本文抜粋:

-=-=-=-=-

Internet2 and Dance

Internet2 Leni Basso(C)Yukihiko YO

Leni Basso+GroupMotion 「Rondo」

「日本発の試み」

おそらく日本で初めてのInternet2を使ったダンス・パフォーマンスに
関する実験が行われた。
上演されたのはアメリカのグループGroup MotionとLeni Bassoのコラボ
レーション作品である。フィラデルフィアで朝行ったリハーサルに対し
て日本と質疑応答を行った。
リハーサルであったがアメリカで上演された舞台と日本で見た中継された
映像の2つのバージョンがあるといえる。視覚的コンテンツのあり方として
も興味深い。今回、日本で見たのはこの中継バージョンだ。

「Rondo」とはダンス作品の製作をテーマにした作品だ。紙にペンでアイデア
書いては消し書いては消しという映像が流れ、1つの机を囲んで悩む踊り
手たちが登場。アメリカのダンサー達は舞台いっぱいに横に広がると
ヴィデオアートが正面から彼らに向かって投影される。その光のスリット
の中でダンサー達は動き始める。特にコンビネーションを活かした振り
付け構成やユニゾンが印象的で、ダンサーが作品に対して考えたり悩んだり
している姿が良く出ているといえる。踊り手の動きとヴィデオアートが
連動する作風は、欧米の作品的であり、2つのグループが共同作業をした
ということが伝わってくる。

-=-=-=-=-

元データ:
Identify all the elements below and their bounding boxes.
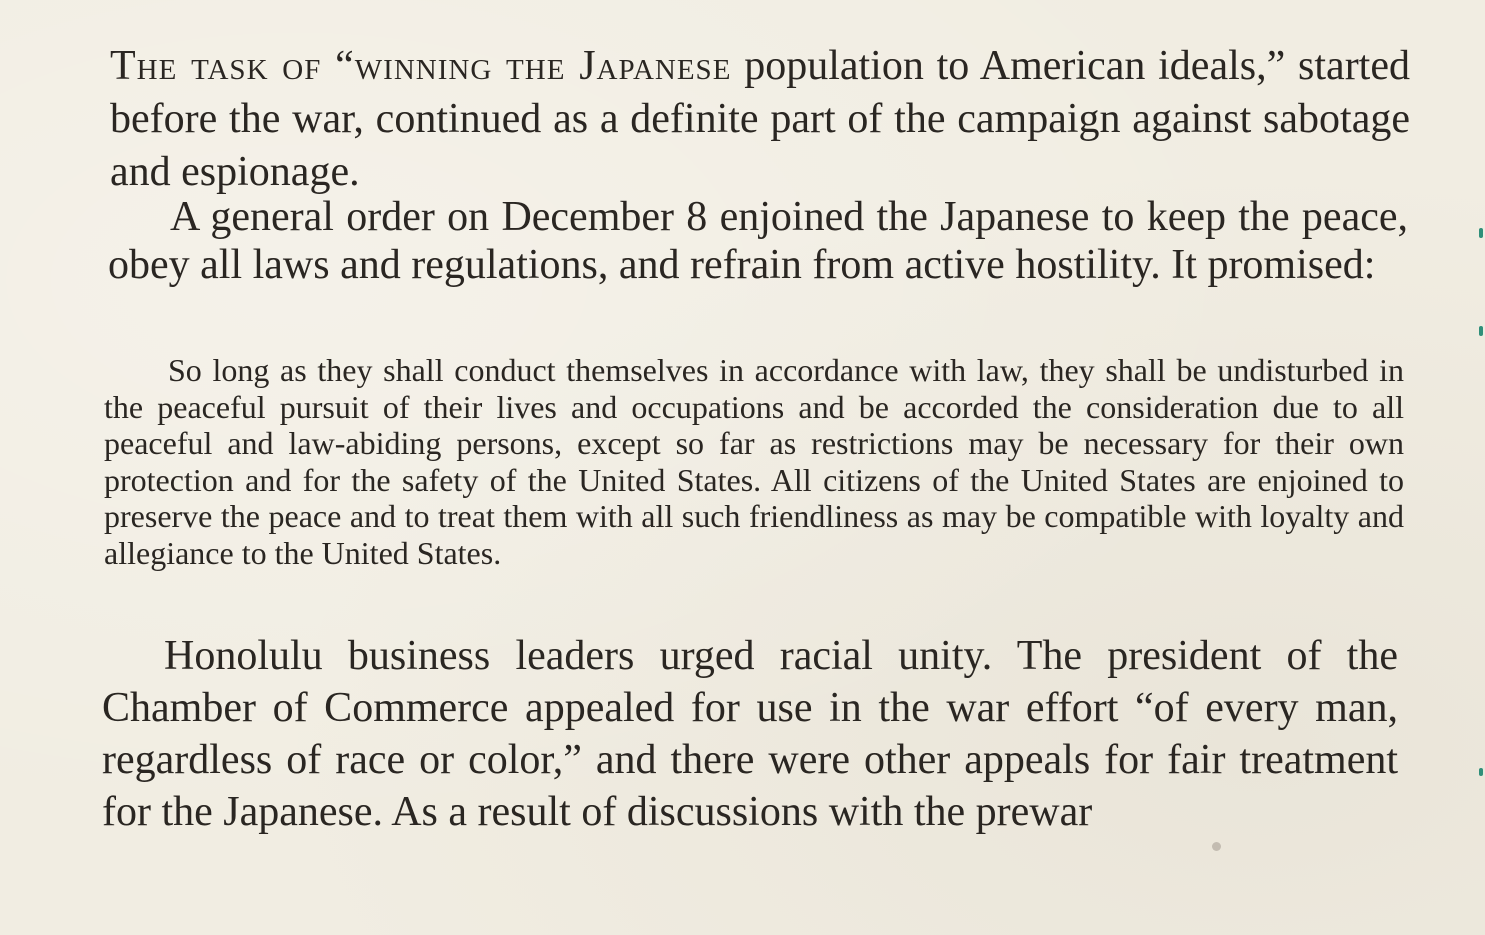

-=-=-=-=-

課題の目的: 上にあるInternet2を使ったダンス公演の記事から、「Leni Basso+GroupMotion 「Rondo」」から「て日本と質疑応答を行った。」まで（両端を含む）を一字一句変えずに出力してください。

以下に解答:
Leni Basso+GroupMotion 「Rondo」

「日本発の試み」

おそらく日本で初めてのInternet2を使ったダンス・パフォーマンスに
関する実験が行われた。
上演されたのはアメリカのグループGroup MotionとLeni Bassoのコラボ
レーション作品である。フィラデルフィアで朝行ったリハーサルに対し
て日本と質疑応答を行った。